>>>>

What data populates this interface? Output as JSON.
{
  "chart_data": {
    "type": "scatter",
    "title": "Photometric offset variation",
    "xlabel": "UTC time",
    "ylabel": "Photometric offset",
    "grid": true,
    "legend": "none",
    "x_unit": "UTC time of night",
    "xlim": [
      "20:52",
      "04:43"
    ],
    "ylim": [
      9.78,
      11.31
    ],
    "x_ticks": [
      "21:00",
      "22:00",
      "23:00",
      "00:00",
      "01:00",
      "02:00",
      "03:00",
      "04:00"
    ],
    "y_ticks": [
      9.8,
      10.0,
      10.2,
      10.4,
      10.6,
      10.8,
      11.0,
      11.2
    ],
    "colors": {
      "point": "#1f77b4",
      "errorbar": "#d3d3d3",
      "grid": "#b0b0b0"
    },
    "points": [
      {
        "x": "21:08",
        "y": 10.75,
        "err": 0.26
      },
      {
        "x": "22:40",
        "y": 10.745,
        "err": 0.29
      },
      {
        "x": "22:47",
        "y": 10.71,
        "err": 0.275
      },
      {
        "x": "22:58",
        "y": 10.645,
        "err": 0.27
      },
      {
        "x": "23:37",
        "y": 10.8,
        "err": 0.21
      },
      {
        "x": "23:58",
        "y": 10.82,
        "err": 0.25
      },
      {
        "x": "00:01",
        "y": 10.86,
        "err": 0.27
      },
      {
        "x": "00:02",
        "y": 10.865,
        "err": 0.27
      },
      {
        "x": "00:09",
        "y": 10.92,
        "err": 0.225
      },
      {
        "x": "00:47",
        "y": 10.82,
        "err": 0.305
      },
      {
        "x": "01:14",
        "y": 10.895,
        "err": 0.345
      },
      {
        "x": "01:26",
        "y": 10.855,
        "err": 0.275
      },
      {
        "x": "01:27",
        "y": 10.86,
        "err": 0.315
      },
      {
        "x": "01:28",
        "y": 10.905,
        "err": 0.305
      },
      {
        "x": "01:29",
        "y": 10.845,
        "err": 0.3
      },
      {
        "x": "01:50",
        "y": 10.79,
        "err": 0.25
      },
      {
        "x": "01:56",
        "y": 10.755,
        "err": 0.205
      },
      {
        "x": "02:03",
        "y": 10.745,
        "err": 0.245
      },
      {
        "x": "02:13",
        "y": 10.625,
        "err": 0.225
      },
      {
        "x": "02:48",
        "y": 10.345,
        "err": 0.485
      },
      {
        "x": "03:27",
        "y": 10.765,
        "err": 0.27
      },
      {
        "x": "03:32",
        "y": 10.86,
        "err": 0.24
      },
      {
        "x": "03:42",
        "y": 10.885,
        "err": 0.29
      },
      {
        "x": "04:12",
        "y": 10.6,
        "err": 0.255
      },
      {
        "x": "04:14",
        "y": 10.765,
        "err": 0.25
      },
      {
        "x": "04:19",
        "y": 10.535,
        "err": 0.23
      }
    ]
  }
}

<<<<

**OBJECTIVE:**
In the listing, find each line with the string "Photometric" and copy it.

**RESULT:**
    "title": "Photometric offset variation",
    "ylabel": "Photometric offset",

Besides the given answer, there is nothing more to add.